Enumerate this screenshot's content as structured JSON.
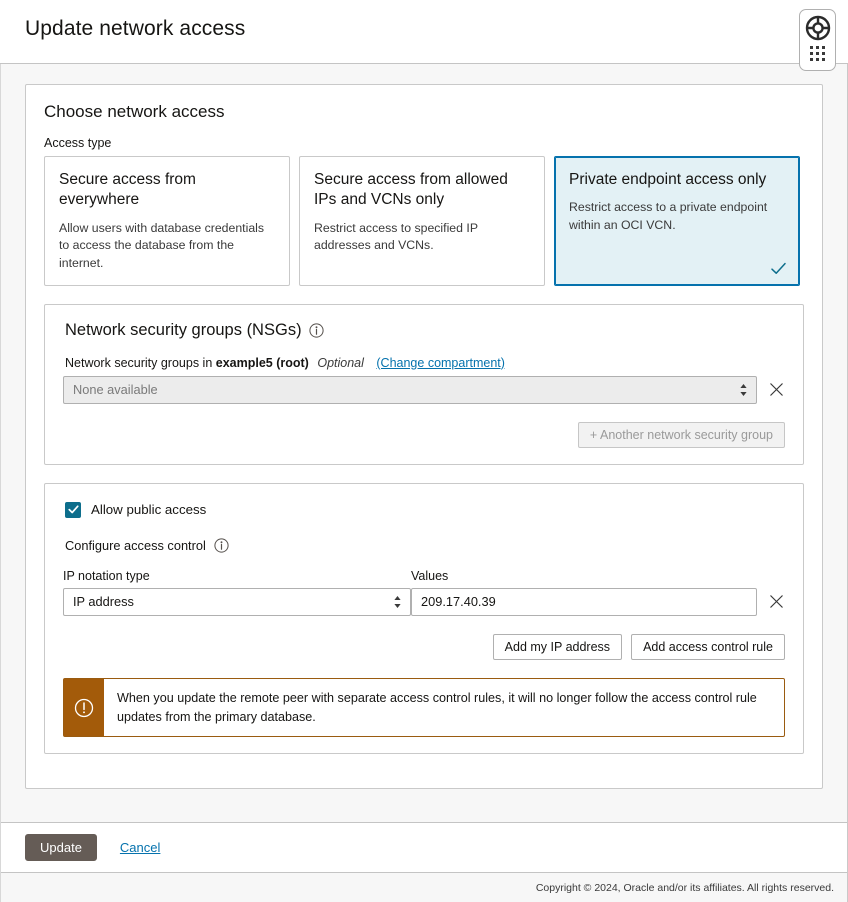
{
  "header": {
    "title": "Update network access",
    "help_icon": "lifebuoy-icon",
    "apps_icon": "grid-dots-icon"
  },
  "panel": {
    "title": "Choose network access",
    "access_type_label": "Access type",
    "cards": [
      {
        "title": "Secure access from everywhere",
        "description": "Allow users with database credentials to access the database from the internet.",
        "selected": false
      },
      {
        "title": "Secure access from allowed IPs and VCNs only",
        "description": "Restrict access to specified IP addresses and VCNs.",
        "selected": false
      },
      {
        "title": "Private endpoint access only",
        "description": "Restrict access to a private endpoint within an OCI VCN.",
        "selected": true
      }
    ]
  },
  "nsg": {
    "title": "Network security groups (NSGs)",
    "info_icon": "info-icon",
    "label_prefix": "Network security groups in",
    "compartment": "example5 (root)",
    "optional": "Optional",
    "change_link": "(Change compartment)",
    "select_value": "None available",
    "remove_icon": "close-x-icon",
    "add_button": "+ Another network security group",
    "add_button_disabled": true
  },
  "access_control": {
    "allow_public_label": "Allow public access",
    "allow_public_checked": true,
    "configure_label": "Configure access control",
    "info_icon": "info-icon",
    "notation_label": "IP notation type",
    "notation_value": "IP address",
    "values_label": "Values",
    "values_value": "209.17.40.39",
    "remove_icon": "close-x-icon",
    "add_my_ip_button": "Add my IP address",
    "add_rule_button": "Add access control rule",
    "warning_icon": "warning-exclamation-icon",
    "warning_text": "When you update the remote peer with separate access control rules, it will no longer follow the access control rule updates from the primary database."
  },
  "footer": {
    "update_button": "Update",
    "cancel_link": "Cancel",
    "copyright": "Copyright © 2024, Oracle and/or its affiliates. All rights reserved."
  },
  "colors": {
    "accent_link": "#0572ad",
    "selected_card_bg": "#e3f1f5",
    "selected_card_border": "#0572ad",
    "checkbox_fill": "#0d6e8c",
    "warning_bar": "#a35b0a",
    "primary_button": "#655c56"
  }
}
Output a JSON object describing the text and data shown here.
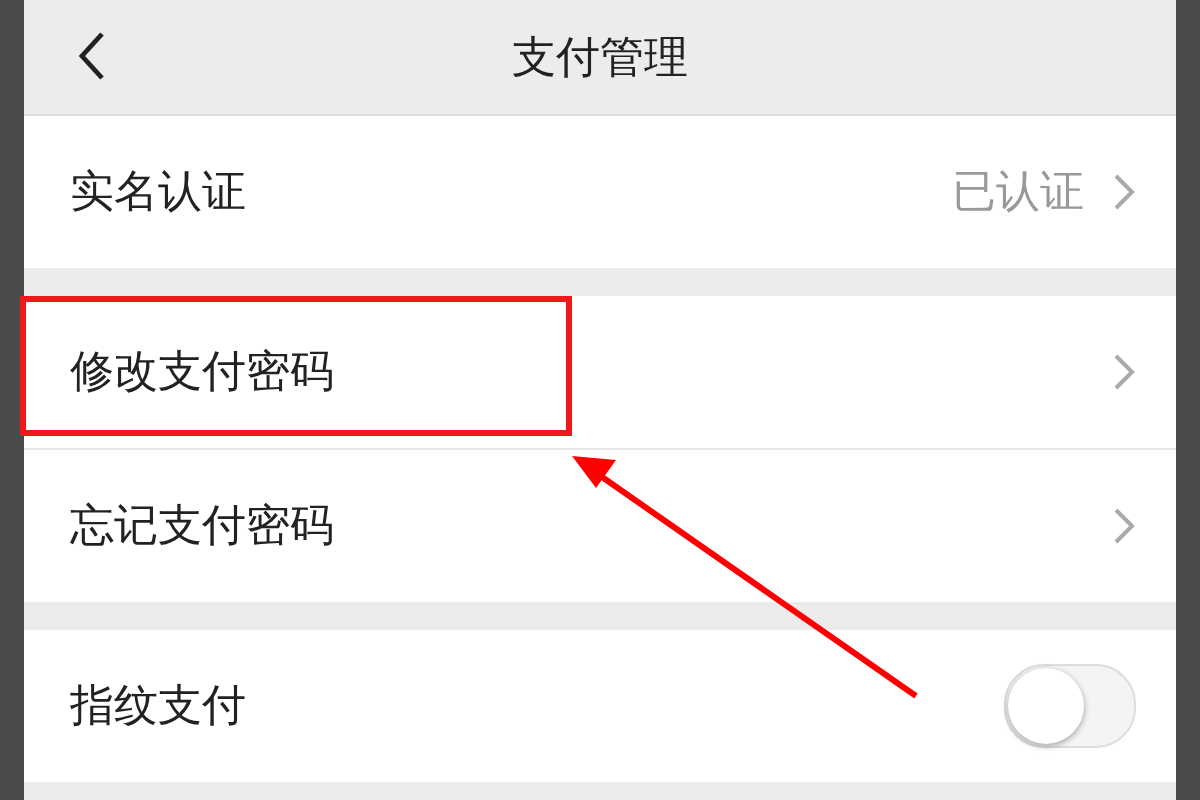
{
  "header": {
    "title": "支付管理"
  },
  "groups": [
    {
      "rows": [
        {
          "kind": "link",
          "label": "实名认证",
          "value": "已认证",
          "highlighted": false
        }
      ]
    },
    {
      "rows": [
        {
          "kind": "link",
          "label": "修改支付密码",
          "highlighted": true
        },
        {
          "kind": "link",
          "label": "忘记支付密码",
          "highlighted": false
        }
      ]
    },
    {
      "rows": [
        {
          "kind": "toggle",
          "label": "指纹支付",
          "on": false,
          "highlighted": false
        }
      ]
    }
  ]
}
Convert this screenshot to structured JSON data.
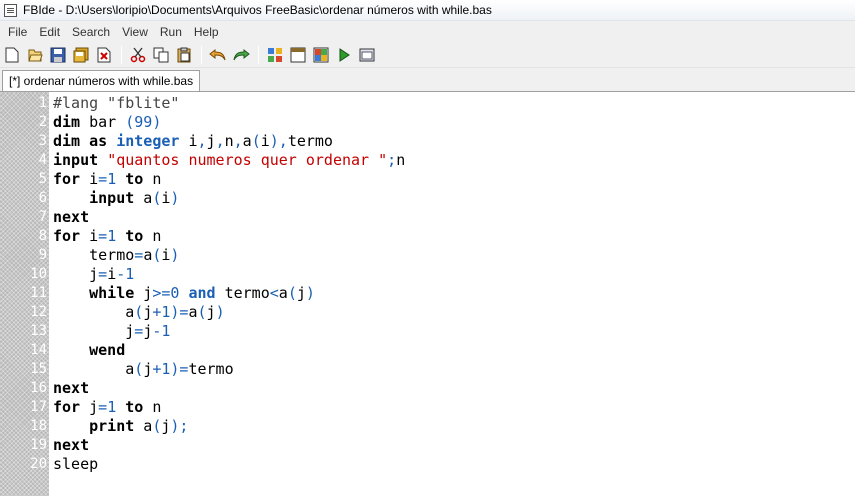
{
  "window": {
    "title": "FBIde - D:\\Users\\loripio\\Documents\\Arquivos FreeBasic\\ordenar números with while.bas"
  },
  "menu": [
    "File",
    "Edit",
    "Search",
    "View",
    "Run",
    "Help"
  ],
  "toolbar": {
    "icons": [
      "new-file-icon",
      "open-file-icon",
      "save-icon",
      "save-all-icon",
      "close-file-icon",
      "cut-icon",
      "copy-icon",
      "paste-icon",
      "undo-icon",
      "redo-icon",
      "compile-icon",
      "compile-run-icon",
      "run-icon",
      "run-arrow-icon",
      "output-window-icon"
    ]
  },
  "tab": {
    "label": "[*] ordenar números with while.bas"
  },
  "colors": {
    "keyword": "#000000",
    "keyword_blue": "#1a5fb4",
    "string": "#c40000",
    "number": "#1a5fb4",
    "gutter": "#b8b8b8"
  },
  "code": [
    {
      "n": "1",
      "t": [
        [
          "cmt",
          "#lang \"fblite\""
        ]
      ]
    },
    {
      "n": "2",
      "t": [
        [
          "kw",
          "dim"
        ],
        [
          "id",
          " bar "
        ],
        [
          "op",
          "("
        ],
        [
          "num",
          "99"
        ],
        [
          "op",
          ")"
        ]
      ]
    },
    {
      "n": "3",
      "t": [
        [
          "kw",
          "dim"
        ],
        [
          "id",
          " "
        ],
        [
          "kw",
          "as"
        ],
        [
          "id",
          " "
        ],
        [
          "kwb",
          "integer"
        ],
        [
          "id",
          " i"
        ],
        [
          "op",
          ","
        ],
        [
          "id",
          "j"
        ],
        [
          "op",
          ","
        ],
        [
          "id",
          "n"
        ],
        [
          "op",
          ","
        ],
        [
          "id",
          "a"
        ],
        [
          "op",
          "("
        ],
        [
          "id",
          "i"
        ],
        [
          "op",
          ")"
        ],
        [
          "op",
          ","
        ],
        [
          "id",
          "termo"
        ]
      ]
    },
    {
      "n": "4",
      "t": [
        [
          "kw",
          "input"
        ],
        [
          "id",
          " "
        ],
        [
          "str",
          "\"quantos numeros quer ordenar \""
        ],
        [
          "op",
          ";"
        ],
        [
          "id",
          "n"
        ]
      ]
    },
    {
      "n": "5",
      "t": [
        [
          "kw",
          "for"
        ],
        [
          "id",
          " i"
        ],
        [
          "op",
          "="
        ],
        [
          "num",
          "1"
        ],
        [
          "id",
          " "
        ],
        [
          "kw",
          "to"
        ],
        [
          "id",
          " n"
        ]
      ]
    },
    {
      "n": "6",
      "t": [
        [
          "id",
          "    "
        ],
        [
          "kw",
          "input"
        ],
        [
          "id",
          " a"
        ],
        [
          "op",
          "("
        ],
        [
          "id",
          "i"
        ],
        [
          "op",
          ")"
        ]
      ]
    },
    {
      "n": "7",
      "t": [
        [
          "kw",
          "next"
        ]
      ]
    },
    {
      "n": "8",
      "t": [
        [
          "kw",
          "for"
        ],
        [
          "id",
          " i"
        ],
        [
          "op",
          "="
        ],
        [
          "num",
          "1"
        ],
        [
          "id",
          " "
        ],
        [
          "kw",
          "to"
        ],
        [
          "id",
          " n"
        ]
      ]
    },
    {
      "n": "9",
      "t": [
        [
          "id",
          "    termo"
        ],
        [
          "op",
          "="
        ],
        [
          "id",
          "a"
        ],
        [
          "op",
          "("
        ],
        [
          "id",
          "i"
        ],
        [
          "op",
          ")"
        ]
      ]
    },
    {
      "n": "10",
      "t": [
        [
          "id",
          "    j"
        ],
        [
          "op",
          "="
        ],
        [
          "id",
          "i"
        ],
        [
          "op",
          "-"
        ],
        [
          "num",
          "1"
        ]
      ]
    },
    {
      "n": "11",
      "t": [
        [
          "id",
          "    "
        ],
        [
          "kw",
          "while"
        ],
        [
          "id",
          " j"
        ],
        [
          "op",
          ">="
        ],
        [
          "num",
          "0"
        ],
        [
          "id",
          " "
        ],
        [
          "kwb",
          "and"
        ],
        [
          "id",
          " termo"
        ],
        [
          "op",
          "<"
        ],
        [
          "id",
          "a"
        ],
        [
          "op",
          "("
        ],
        [
          "id",
          "j"
        ],
        [
          "op",
          ")"
        ]
      ]
    },
    {
      "n": "12",
      "t": [
        [
          "id",
          "        a"
        ],
        [
          "op",
          "("
        ],
        [
          "id",
          "j"
        ],
        [
          "op",
          "+"
        ],
        [
          "num",
          "1"
        ],
        [
          "op",
          ")="
        ],
        [
          "id",
          "a"
        ],
        [
          "op",
          "("
        ],
        [
          "id",
          "j"
        ],
        [
          "op",
          ")"
        ]
      ]
    },
    {
      "n": "13",
      "t": [
        [
          "id",
          "        j"
        ],
        [
          "op",
          "="
        ],
        [
          "id",
          "j"
        ],
        [
          "op",
          "-"
        ],
        [
          "num",
          "1"
        ]
      ]
    },
    {
      "n": "14",
      "t": [
        [
          "id",
          "    "
        ],
        [
          "kw",
          "wend"
        ]
      ]
    },
    {
      "n": "15",
      "t": [
        [
          "id",
          "        a"
        ],
        [
          "op",
          "("
        ],
        [
          "id",
          "j"
        ],
        [
          "op",
          "+"
        ],
        [
          "num",
          "1"
        ],
        [
          "op",
          ")="
        ],
        [
          "id",
          "termo"
        ]
      ]
    },
    {
      "n": "16",
      "t": [
        [
          "kw",
          "next"
        ]
      ]
    },
    {
      "n": "17",
      "t": [
        [
          "kw",
          "for"
        ],
        [
          "id",
          " j"
        ],
        [
          "op",
          "="
        ],
        [
          "num",
          "1"
        ],
        [
          "id",
          " "
        ],
        [
          "kw",
          "to"
        ],
        [
          "id",
          " n"
        ]
      ]
    },
    {
      "n": "18",
      "t": [
        [
          "id",
          "    "
        ],
        [
          "kw",
          "print"
        ],
        [
          "id",
          " a"
        ],
        [
          "op",
          "("
        ],
        [
          "id",
          "j"
        ],
        [
          "op",
          ");"
        ]
      ]
    },
    {
      "n": "19",
      "t": [
        [
          "kw",
          "next"
        ]
      ]
    },
    {
      "n": "20",
      "t": [
        [
          "id",
          "sleep"
        ]
      ]
    }
  ]
}
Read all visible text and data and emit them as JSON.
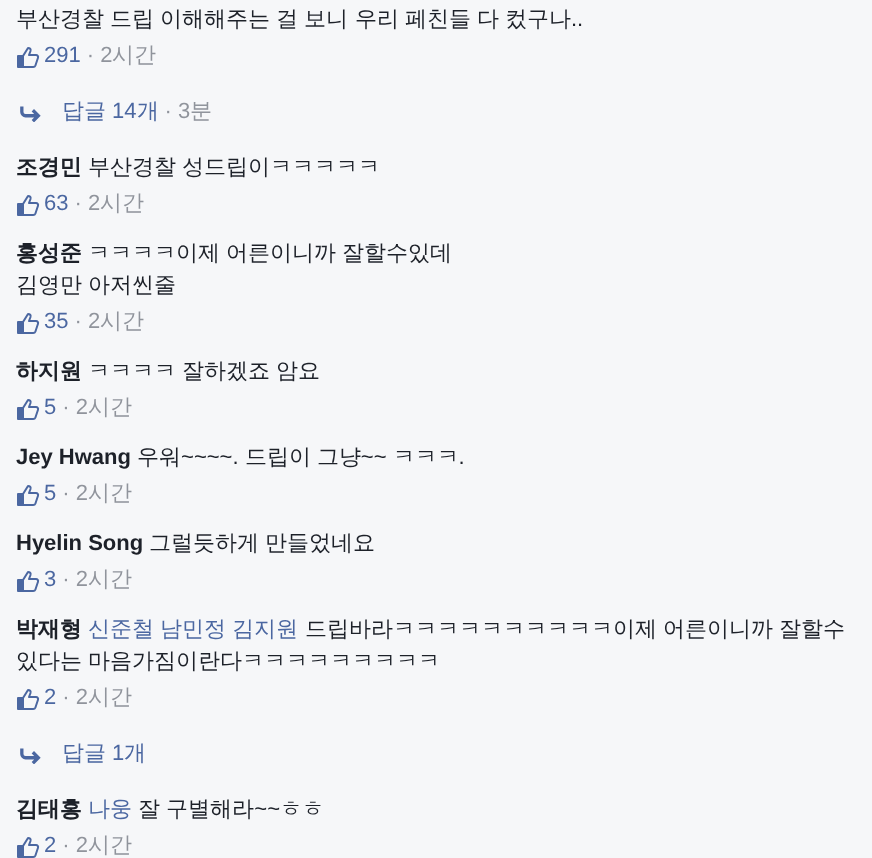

Stated task
Find how many lines include the string "database" and report that number alone.

Problem solution
2